# start of EXTRACTED DATA
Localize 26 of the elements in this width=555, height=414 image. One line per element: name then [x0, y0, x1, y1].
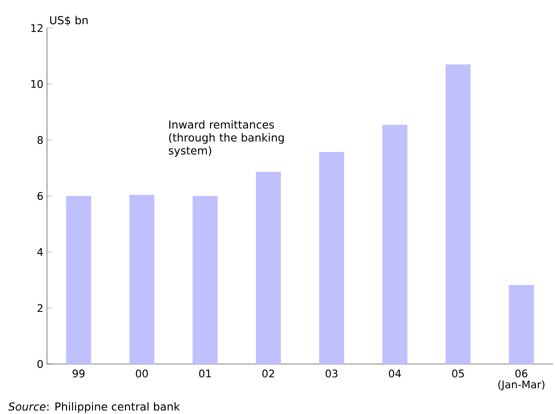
bar: [66, 196, 92, 364]
annotation: Inward remittances (through the banking system): [168, 120, 284, 157]
y-tick-label: 12: [31, 24, 42, 32]
y-tick-label: 0: [38, 360, 43, 368]
x-tick-label: 00: [136, 370, 148, 378]
bar: [319, 152, 344, 364]
y-tick-label: 8: [38, 136, 43, 144]
bar: [129, 194, 154, 364]
x-tick-label: 03: [326, 370, 338, 378]
y-tick-label: 2: [38, 304, 42, 312]
bar: [192, 196, 218, 364]
y-tick-label: 6: [38, 192, 43, 200]
y-tick-label: 10: [31, 80, 43, 88]
y-axis-title: US$ bn: [50, 16, 88, 26]
x-tick-label: 01: [199, 370, 211, 378]
x-tick-label: 02: [262, 370, 274, 378]
y-tick-label: 4: [37, 248, 43, 256]
bar: [256, 172, 281, 364]
bar: [508, 285, 534, 364]
x-tick-label: 06 (Jan-Mar): [498, 370, 544, 390]
text: Source: Philippine central bank: [8, 402, 180, 413]
x-tick-label: 05: [452, 370, 464, 378]
x-tick-label: 99: [72, 370, 85, 378]
bar: [382, 124, 408, 364]
x-tick-label: 04: [388, 370, 401, 378]
bar: [446, 64, 471, 364]
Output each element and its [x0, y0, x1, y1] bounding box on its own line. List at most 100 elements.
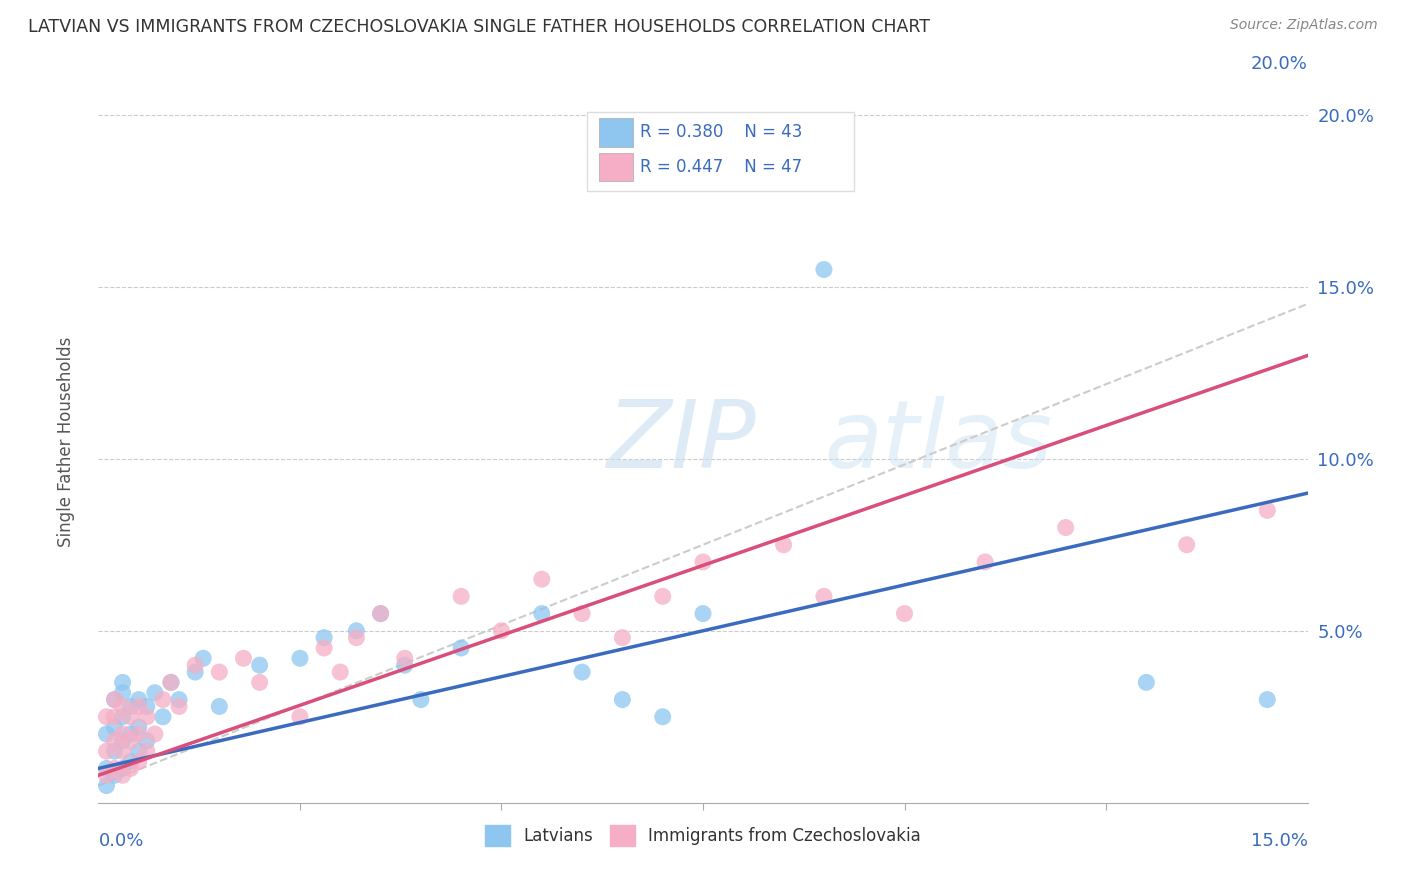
Text: R = 0.380    N = 43: R = 0.380 N = 43 — [640, 123, 803, 142]
Point — [120, 727, 142, 741]
Point — [111, 710, 134, 724]
Point — [135, 710, 157, 724]
Point — [450, 590, 472, 604]
Point — [1175, 538, 1198, 552]
Point — [651, 590, 673, 604]
Legend: Latvians, Immigrants from Czechoslovakia: Latvians, Immigrants from Czechoslovakia — [478, 819, 928, 852]
Point — [344, 624, 367, 638]
Point — [111, 686, 134, 700]
Point — [96, 710, 118, 724]
Point — [152, 710, 174, 724]
Text: R = 0.447    N = 47: R = 0.447 N = 47 — [640, 158, 803, 177]
Point — [1054, 520, 1077, 534]
Point — [571, 607, 593, 621]
Point — [96, 768, 118, 782]
Text: LATVIAN VS IMMIGRANTS FROM CZECHOSLOVAKIA SINGLE FATHER HOUSEHOLDS CORRELATION C: LATVIAN VS IMMIGRANTS FROM CZECHOSLOVAKI… — [28, 18, 931, 36]
Point — [111, 727, 134, 741]
Point — [96, 727, 118, 741]
Point — [160, 675, 183, 690]
Y-axis label: Single Father Households: Single Father Households — [56, 336, 75, 547]
Point — [893, 607, 915, 621]
Point — [103, 761, 125, 775]
Point — [103, 720, 125, 734]
Point — [612, 631, 634, 645]
Point — [409, 692, 432, 706]
Point — [120, 710, 142, 724]
Point — [120, 699, 142, 714]
Point — [111, 699, 134, 714]
Point — [111, 675, 134, 690]
Point — [96, 779, 118, 793]
Point — [208, 665, 231, 679]
Point — [612, 692, 634, 706]
Point — [103, 710, 125, 724]
Point — [120, 761, 142, 775]
Point — [103, 692, 125, 706]
Text: 0.0%: 0.0% — [98, 831, 143, 850]
Point — [193, 651, 215, 665]
Point — [692, 607, 714, 621]
Point — [103, 744, 125, 758]
Point — [184, 658, 207, 673]
Point — [370, 607, 392, 621]
Point — [96, 761, 118, 775]
Point — [96, 744, 118, 758]
Point — [813, 262, 835, 277]
Point — [329, 665, 352, 679]
Point — [167, 692, 190, 706]
Point — [813, 590, 835, 604]
Text: 15.0%: 15.0% — [1250, 831, 1308, 850]
Point — [394, 651, 416, 665]
Point — [111, 734, 134, 748]
Point — [135, 734, 157, 748]
Point — [128, 755, 150, 769]
Point — [143, 686, 166, 700]
Point — [1256, 503, 1278, 517]
Point — [208, 699, 231, 714]
Point — [111, 768, 134, 782]
Point — [232, 651, 254, 665]
Point — [103, 768, 125, 782]
Point — [111, 761, 134, 775]
Point — [128, 720, 150, 734]
Point — [1135, 675, 1157, 690]
Point — [120, 734, 142, 748]
Point — [167, 699, 190, 714]
Point — [571, 665, 593, 679]
Point — [128, 692, 150, 706]
Point — [128, 699, 150, 714]
Point — [370, 607, 392, 621]
Text: ZIP: ZIP — [606, 396, 756, 487]
Point — [152, 692, 174, 706]
Point — [120, 755, 142, 769]
Point — [692, 555, 714, 569]
Point — [450, 640, 472, 655]
Point — [288, 710, 311, 724]
Point — [344, 631, 367, 645]
Point — [249, 658, 271, 673]
Point — [143, 727, 166, 741]
Point — [314, 640, 336, 655]
Point — [651, 710, 673, 724]
Point — [103, 734, 125, 748]
Point — [128, 744, 150, 758]
Point — [772, 538, 794, 552]
Point — [160, 675, 183, 690]
Point — [530, 607, 553, 621]
Point — [288, 651, 311, 665]
Point — [184, 665, 207, 679]
Point — [111, 744, 134, 758]
Point — [128, 727, 150, 741]
Point — [1256, 692, 1278, 706]
Point — [103, 692, 125, 706]
Point — [974, 555, 997, 569]
Text: atlas: atlas — [824, 396, 1052, 487]
Point — [249, 675, 271, 690]
Point — [491, 624, 513, 638]
Text: Source: ZipAtlas.com: Source: ZipAtlas.com — [1230, 18, 1378, 32]
Point — [135, 744, 157, 758]
Point — [314, 631, 336, 645]
Point — [530, 572, 553, 586]
Point — [394, 658, 416, 673]
Text: 20.0%: 20.0% — [1251, 55, 1308, 73]
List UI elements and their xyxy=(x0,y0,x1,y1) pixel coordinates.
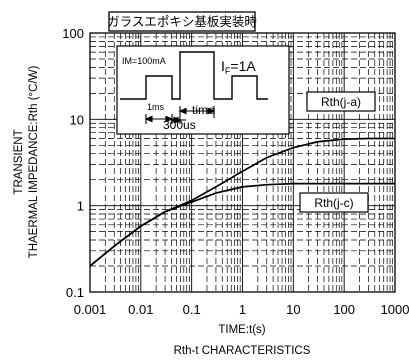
series-name-rth-jc: Rth(j-c) xyxy=(314,196,353,210)
y-tick-label: 100 xyxy=(62,26,84,41)
x-axis-label: TIME:t(s) xyxy=(218,324,265,336)
y-tick-label: 10 xyxy=(70,112,84,127)
inset-period-label: 300us xyxy=(163,118,196,132)
x-tick-label: 0.001 xyxy=(74,302,107,317)
dimension-arrows xyxy=(144,106,216,124)
x-tick-label: 1000 xyxy=(381,302,409,317)
pulse-inset: IM=100mA IF=1A 1ms time 300us xyxy=(116,45,290,135)
x-tick-label: 1 xyxy=(239,302,246,317)
x-tick-label: 0.1 xyxy=(183,302,201,317)
inset-if-label: IF=1A xyxy=(221,58,256,76)
chart-title: ガラスエポキシ基板実装時 xyxy=(107,14,257,29)
label-rth-ja: Rth(j-a) xyxy=(306,91,376,112)
curves xyxy=(89,137,395,267)
y-axis-label-line1: TRANSIENT xyxy=(13,129,25,194)
x-tick-labels: 0.001 0.01 0.1 1 10 100 1000 xyxy=(74,302,409,317)
x-tick-label: 0.01 xyxy=(128,302,153,317)
y-tick-labels: 0.1 1 10 100 xyxy=(62,26,84,300)
y-tick-label: 1 xyxy=(77,199,84,214)
x-tick-label: 10 xyxy=(286,302,300,317)
y-tick-label: 0.1 xyxy=(66,285,84,300)
title-box: ガラスエポキシ基板実装時 xyxy=(107,11,257,32)
inset-im-label: IM=100mA xyxy=(122,56,166,66)
chart-subtitle: Rth-t CHARACTERISTICS xyxy=(174,345,311,357)
label-rth-jc: Rth(j-c) xyxy=(299,192,369,213)
pulse-waveform xyxy=(120,51,268,100)
x-tick-label: 100 xyxy=(333,302,355,317)
series-line-rth-jc xyxy=(89,182,395,267)
plot-frame xyxy=(89,32,396,293)
series-name-rth-ja: Rth(j-a) xyxy=(321,95,361,109)
y-axis-label-line2: THAERMAL IMPEDANCE:Rth (°C/W) xyxy=(28,66,40,259)
inset-pulse-width: 1ms xyxy=(147,102,165,112)
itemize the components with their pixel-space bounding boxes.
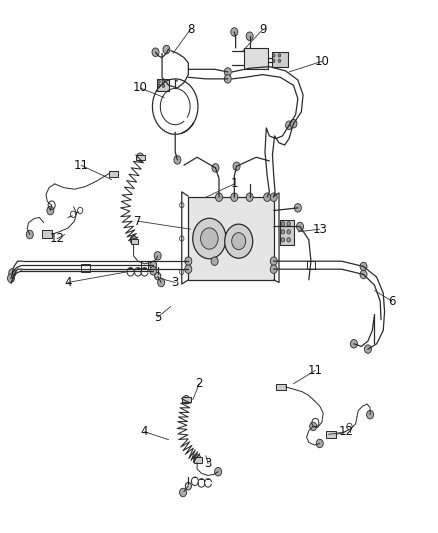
- Circle shape: [316, 439, 323, 448]
- Circle shape: [158, 278, 165, 287]
- Bar: [182, 397, 191, 402]
- Circle shape: [174, 156, 181, 164]
- Circle shape: [194, 454, 201, 463]
- Bar: [131, 239, 138, 244]
- Circle shape: [287, 230, 290, 234]
- Bar: [307, 261, 315, 269]
- Circle shape: [281, 238, 285, 242]
- Circle shape: [360, 262, 367, 271]
- Circle shape: [225, 224, 253, 258]
- Circle shape: [287, 238, 290, 242]
- Bar: [157, 79, 169, 91]
- Bar: [141, 261, 148, 269]
- Circle shape: [180, 488, 187, 497]
- Circle shape: [270, 265, 277, 273]
- Circle shape: [137, 153, 144, 161]
- Bar: [194, 457, 202, 463]
- Circle shape: [232, 232, 246, 249]
- Circle shape: [193, 219, 226, 259]
- Circle shape: [264, 193, 271, 201]
- Text: 11: 11: [74, 159, 88, 172]
- Text: 6: 6: [388, 295, 396, 308]
- Circle shape: [201, 228, 218, 249]
- Bar: [276, 384, 286, 390]
- Circle shape: [286, 121, 293, 130]
- Circle shape: [246, 193, 253, 201]
- Circle shape: [185, 482, 191, 490]
- Circle shape: [185, 257, 192, 265]
- Circle shape: [47, 206, 54, 215]
- Text: 5: 5: [154, 311, 161, 324]
- Bar: [272, 52, 288, 67]
- Bar: [326, 431, 336, 438]
- Circle shape: [152, 48, 159, 56]
- Text: 12: 12: [49, 232, 64, 245]
- Circle shape: [150, 261, 157, 270]
- Text: 13: 13: [312, 223, 327, 236]
- Circle shape: [155, 272, 161, 280]
- Bar: [188, 197, 274, 280]
- Circle shape: [215, 193, 223, 201]
- Circle shape: [272, 59, 275, 62]
- Bar: [81, 264, 90, 272]
- Circle shape: [231, 28, 238, 36]
- Circle shape: [350, 340, 357, 348]
- Circle shape: [215, 467, 222, 476]
- Text: 10: 10: [133, 82, 148, 94]
- Circle shape: [297, 222, 304, 231]
- Bar: [280, 220, 294, 245]
- Bar: [136, 155, 145, 160]
- Circle shape: [281, 222, 285, 226]
- Text: 2: 2: [195, 377, 203, 390]
- Circle shape: [162, 80, 165, 83]
- Circle shape: [162, 84, 165, 87]
- Circle shape: [233, 162, 240, 171]
- Circle shape: [158, 84, 160, 87]
- Circle shape: [360, 270, 367, 279]
- Circle shape: [364, 345, 371, 353]
- Text: 11: 11: [308, 364, 323, 377]
- Circle shape: [130, 236, 137, 244]
- Text: 4: 4: [141, 425, 148, 438]
- Text: 3: 3: [172, 276, 179, 289]
- Text: 4: 4: [64, 276, 72, 289]
- Circle shape: [224, 75, 231, 83]
- Bar: [42, 230, 52, 238]
- Text: 1: 1: [230, 177, 238, 190]
- Bar: [109, 171, 118, 177]
- Circle shape: [224, 68, 231, 76]
- Circle shape: [185, 265, 192, 273]
- Circle shape: [310, 422, 317, 431]
- Circle shape: [290, 119, 297, 128]
- Circle shape: [163, 45, 170, 54]
- Circle shape: [231, 193, 238, 201]
- Text: 3: 3: [205, 457, 212, 470]
- Circle shape: [270, 193, 277, 201]
- Text: 7: 7: [134, 215, 142, 228]
- Text: 9: 9: [259, 23, 267, 36]
- Circle shape: [281, 230, 285, 234]
- Circle shape: [270, 257, 277, 265]
- Circle shape: [294, 204, 301, 212]
- Circle shape: [9, 269, 16, 277]
- Circle shape: [150, 266, 157, 275]
- Circle shape: [154, 252, 161, 260]
- Circle shape: [7, 274, 14, 282]
- Circle shape: [367, 410, 374, 419]
- Circle shape: [246, 32, 253, 41]
- Circle shape: [158, 80, 160, 83]
- Circle shape: [287, 222, 290, 226]
- Circle shape: [278, 59, 281, 62]
- Circle shape: [278, 54, 281, 57]
- Circle shape: [272, 54, 275, 57]
- Text: 10: 10: [314, 55, 329, 68]
- Circle shape: [212, 164, 219, 172]
- Text: 12: 12: [339, 425, 353, 438]
- Bar: [244, 48, 268, 69]
- Circle shape: [26, 230, 33, 239]
- Circle shape: [211, 257, 218, 265]
- Circle shape: [183, 395, 190, 404]
- Text: 8: 8: [187, 23, 194, 36]
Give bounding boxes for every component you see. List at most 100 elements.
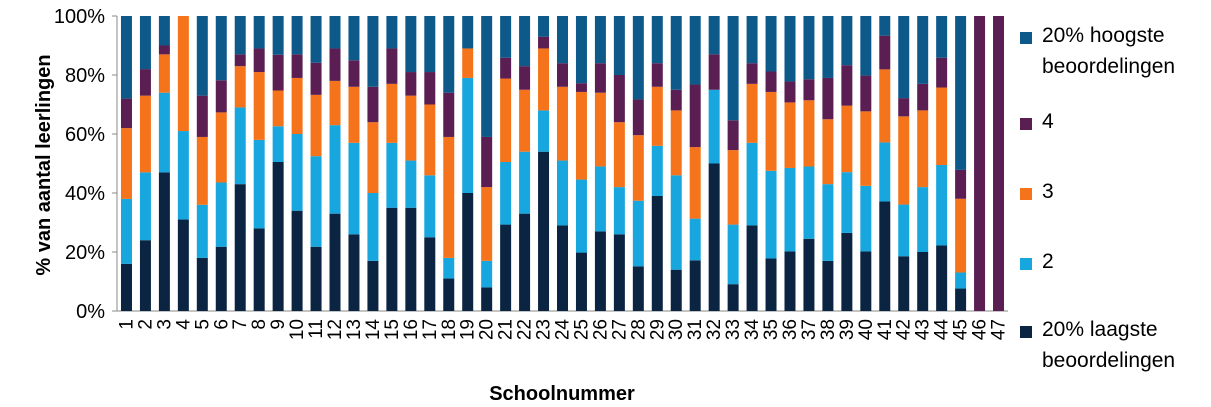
x-tick-label: 2 xyxy=(135,319,156,330)
bar-segment xyxy=(424,72,436,105)
bar-segment xyxy=(462,48,474,78)
bar-segment xyxy=(443,16,455,93)
bar-segment xyxy=(879,16,891,36)
bar-segment xyxy=(784,81,796,103)
bar-segment xyxy=(651,16,663,64)
legend-swatch xyxy=(1020,32,1032,44)
y-tick-label: 60% xyxy=(65,124,105,146)
bar-segment xyxy=(196,95,208,137)
bar-segment xyxy=(196,204,208,258)
bar-segment xyxy=(481,16,493,137)
bar-segment xyxy=(538,48,550,111)
bar-segment xyxy=(936,16,948,58)
bar-segment xyxy=(310,94,322,157)
x-tick-label: 38 xyxy=(818,319,839,340)
x-tick-label: 27 xyxy=(609,319,630,340)
bar-segment xyxy=(689,218,701,261)
bar-segment xyxy=(196,16,208,96)
bar-segment xyxy=(253,72,265,140)
bar-segment xyxy=(822,16,834,78)
bar-segment xyxy=(613,234,625,311)
bar-segment xyxy=(215,16,227,81)
bar-segment xyxy=(689,147,701,219)
bar-segment xyxy=(367,260,379,311)
legend-swatch xyxy=(1020,326,1032,338)
bar-segment xyxy=(234,184,246,311)
x-tick-label: 41 xyxy=(875,319,896,340)
bar-segment xyxy=(898,116,910,205)
bar-segment xyxy=(367,193,379,261)
bar-segment xyxy=(860,16,872,76)
bar-segment xyxy=(500,57,512,79)
x-tick-label: 4 xyxy=(173,319,194,330)
bar-segment xyxy=(139,172,151,241)
bar-segment xyxy=(215,182,227,247)
bar-segment xyxy=(158,54,170,93)
bar-segment xyxy=(196,136,208,205)
x-tick-label: 10 xyxy=(287,319,308,340)
bar-segment xyxy=(803,79,815,101)
bar-segment xyxy=(120,98,132,129)
x-tick-label: 24 xyxy=(553,319,574,341)
bar-segment xyxy=(120,263,132,311)
bar-segment xyxy=(538,36,550,49)
x-tick-label: 26 xyxy=(590,319,611,340)
bar-segment xyxy=(405,160,417,208)
x-tick-label: 12 xyxy=(325,319,346,340)
bar-segment xyxy=(462,193,474,311)
bar-segment xyxy=(613,187,625,235)
bar-segment xyxy=(215,112,227,183)
bar-segment xyxy=(860,185,872,252)
bar-segment xyxy=(253,16,265,49)
bar-segment xyxy=(348,234,360,311)
bar-segment xyxy=(765,16,777,72)
bar-segment xyxy=(234,16,246,55)
bar-segment xyxy=(632,99,644,136)
bar-segment xyxy=(158,16,170,46)
x-tick-label: 22 xyxy=(515,319,536,340)
x-tick-label: 3 xyxy=(154,319,175,330)
x-tick-label: 18 xyxy=(439,319,460,340)
bar-segment xyxy=(955,198,967,273)
y-tick-label: 100% xyxy=(54,6,105,28)
bar-segment xyxy=(803,238,815,311)
legend-label: 3 xyxy=(1042,180,1054,203)
bar-segment xyxy=(291,77,303,134)
bar-segment xyxy=(462,77,474,193)
bar-segment xyxy=(158,45,170,55)
bar-segment xyxy=(405,95,417,161)
x-tick-label: 8 xyxy=(249,319,270,330)
bar-segment xyxy=(443,278,455,311)
bar-segment xyxy=(879,142,891,202)
bar-segment xyxy=(329,48,341,81)
bar-segment xyxy=(955,288,967,311)
x-tick-label: 43 xyxy=(913,319,934,340)
bar-segment xyxy=(708,16,720,55)
bar-segment xyxy=(139,240,151,311)
bar-segment xyxy=(424,16,436,73)
bar-segment xyxy=(367,86,379,123)
bar-segment xyxy=(860,251,872,311)
bar-segment xyxy=(139,16,151,70)
bar-segment xyxy=(310,16,322,63)
bar-segment xyxy=(348,16,360,61)
bar-segment xyxy=(727,120,739,151)
bar-segment xyxy=(632,16,644,100)
bar-segment xyxy=(689,16,701,85)
bar-segment xyxy=(594,16,606,64)
bar-segment xyxy=(879,69,891,143)
bar-segment xyxy=(955,272,967,289)
bar-segment xyxy=(405,207,417,311)
bar-segment xyxy=(291,16,303,55)
x-axis-title: Schoolnummer xyxy=(489,383,635,405)
bar-segment xyxy=(860,75,872,112)
x-tick-labels: 1234567891011121314151617181920212223242… xyxy=(116,319,1009,341)
bar-segment xyxy=(670,269,682,311)
bar-segment xyxy=(519,151,531,214)
x-tick-label: 37 xyxy=(799,319,820,340)
y-axis-title: % van aantal leerlingen xyxy=(33,54,55,275)
bar-segment xyxy=(594,63,606,93)
bar-segment xyxy=(272,162,284,311)
bar-segment xyxy=(329,125,341,214)
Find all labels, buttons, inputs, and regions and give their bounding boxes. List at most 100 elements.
# end of EXTRACTED DATA
» **WHAT THE TASK ASKS**: Copy out the data from the line with "bar: [66, 196, 92, 364]" up to and including the line with "y-tick-label: 2: [38, 304, 42, 312]", keeping each line unchanged.

» **RESPONSE**:
bar: [66, 196, 92, 364]
annotation: Inward remittances (through the banking system): [168, 120, 284, 157]
y-tick-label: 12: [31, 24, 42, 32]
y-tick-label: 0: [38, 360, 43, 368]
x-tick-label: 00: [136, 370, 148, 378]
bar: [319, 152, 344, 364]
y-tick-label: 8: [38, 136, 43, 144]
bar: [129, 194, 154, 364]
x-tick-label: 03: [326, 370, 338, 378]
y-tick-label: 2: [38, 304, 42, 312]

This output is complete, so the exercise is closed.